INSTRUCTIONS FOR THE TASK -
Repeat the material below word for word and leave out all pictures.

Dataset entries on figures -
________________
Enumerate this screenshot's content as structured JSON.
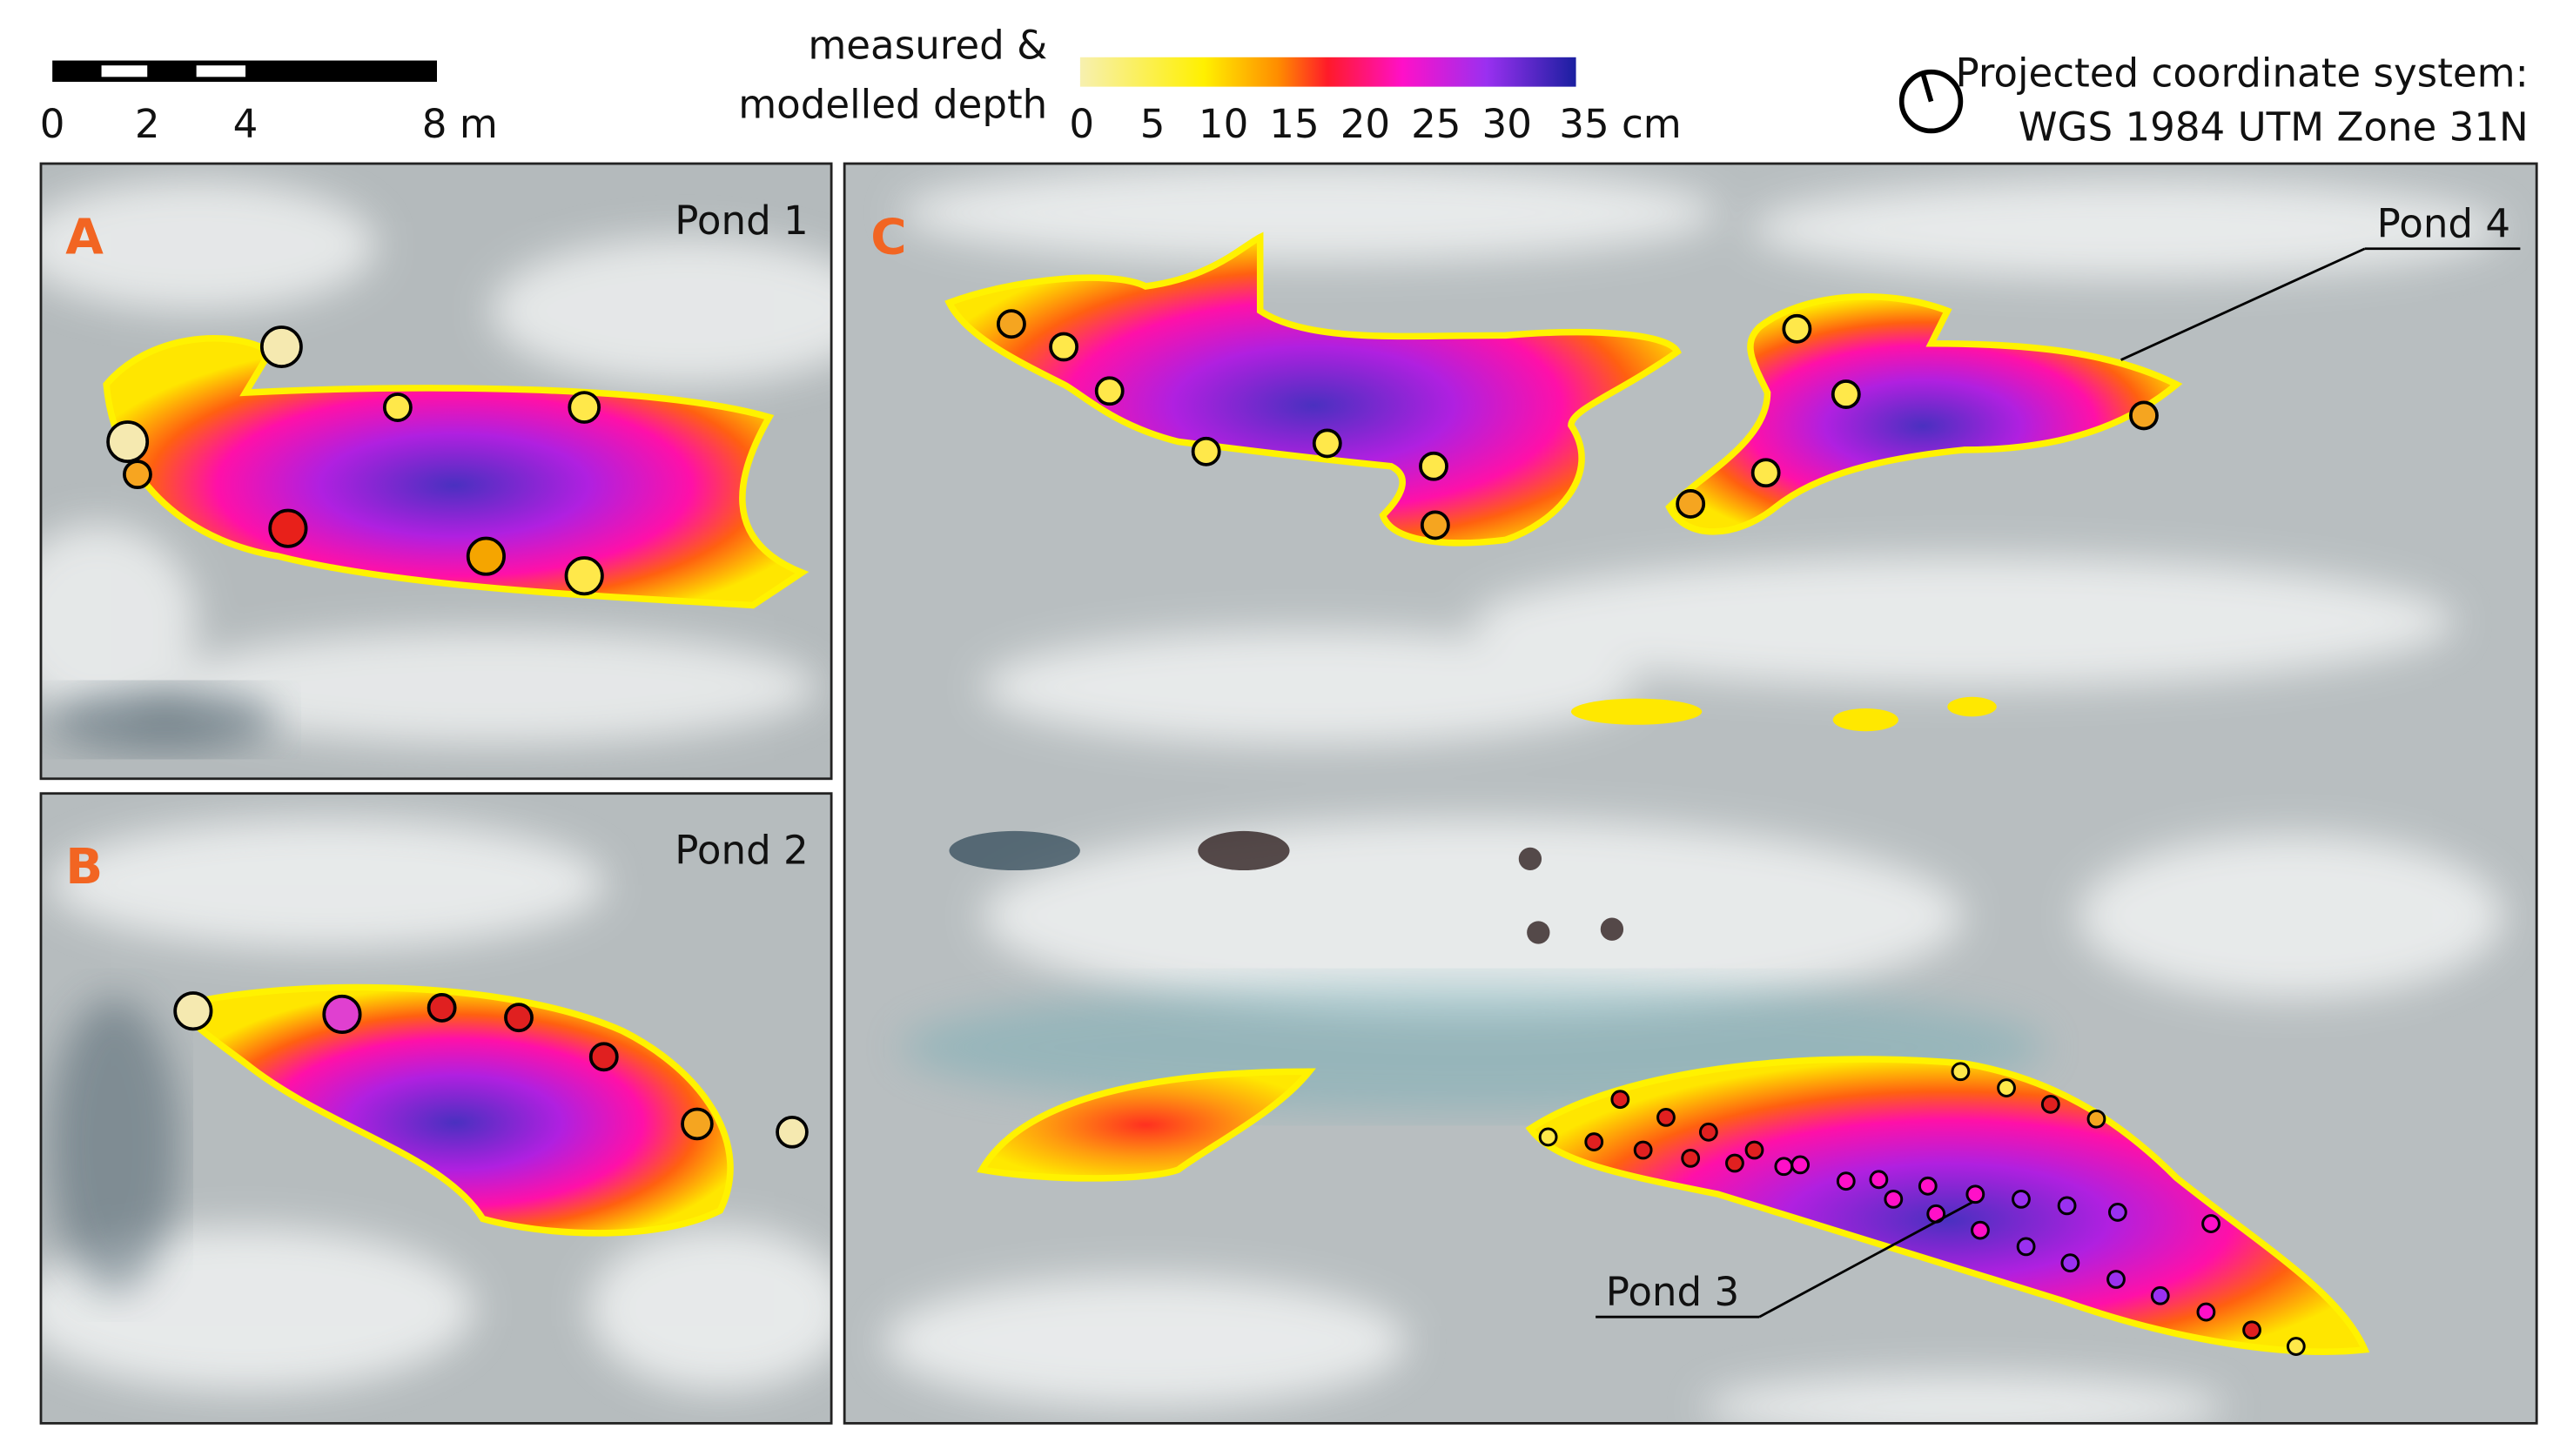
{
  "scale_bar": {
    "labels": [
      "0",
      "2",
      "4",
      "8 m"
    ]
  },
  "legend": {
    "title": [
      "measured &",
      "modelled depth"
    ],
    "ticks": [
      "0",
      "5",
      "10",
      "15",
      "20",
      "25",
      "30",
      "35 cm"
    ]
  },
  "projection": {
    "label": "Projected coordinate system:",
    "name": "WGS 1984 UTM Zone 31N"
  },
  "panels": [
    {
      "label": "A",
      "pond": "Pond 1"
    },
    {
      "label": "B",
      "pond": "Pond 2"
    },
    {
      "label": "C",
      "ponds": [
        "Pond 4",
        "Pond 3"
      ]
    }
  ]
}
________________
EXERCISE SOLUTION -
Enumerate this screenshot's content as structured JSON.
{
  "scale_bar": {
    "labels": [
      "0",
      "2",
      "4",
      "8 m"
    ]
  },
  "legend": {
    "title": [
      "measured &",
      "modelled depth"
    ],
    "ticks": [
      "0",
      "5",
      "10",
      "15",
      "20",
      "25",
      "30",
      "35 cm"
    ]
  },
  "projection": {
    "label": "Projected coordinate system:",
    "name": "WGS 1984 UTM Zone 31N"
  },
  "panels": [
    {
      "label": "A",
      "pond": "Pond 1"
    },
    {
      "label": "B",
      "pond": "Pond 2"
    },
    {
      "label": "C",
      "ponds": [
        "Pond 4",
        "Pond 3"
      ]
    }
  ]
}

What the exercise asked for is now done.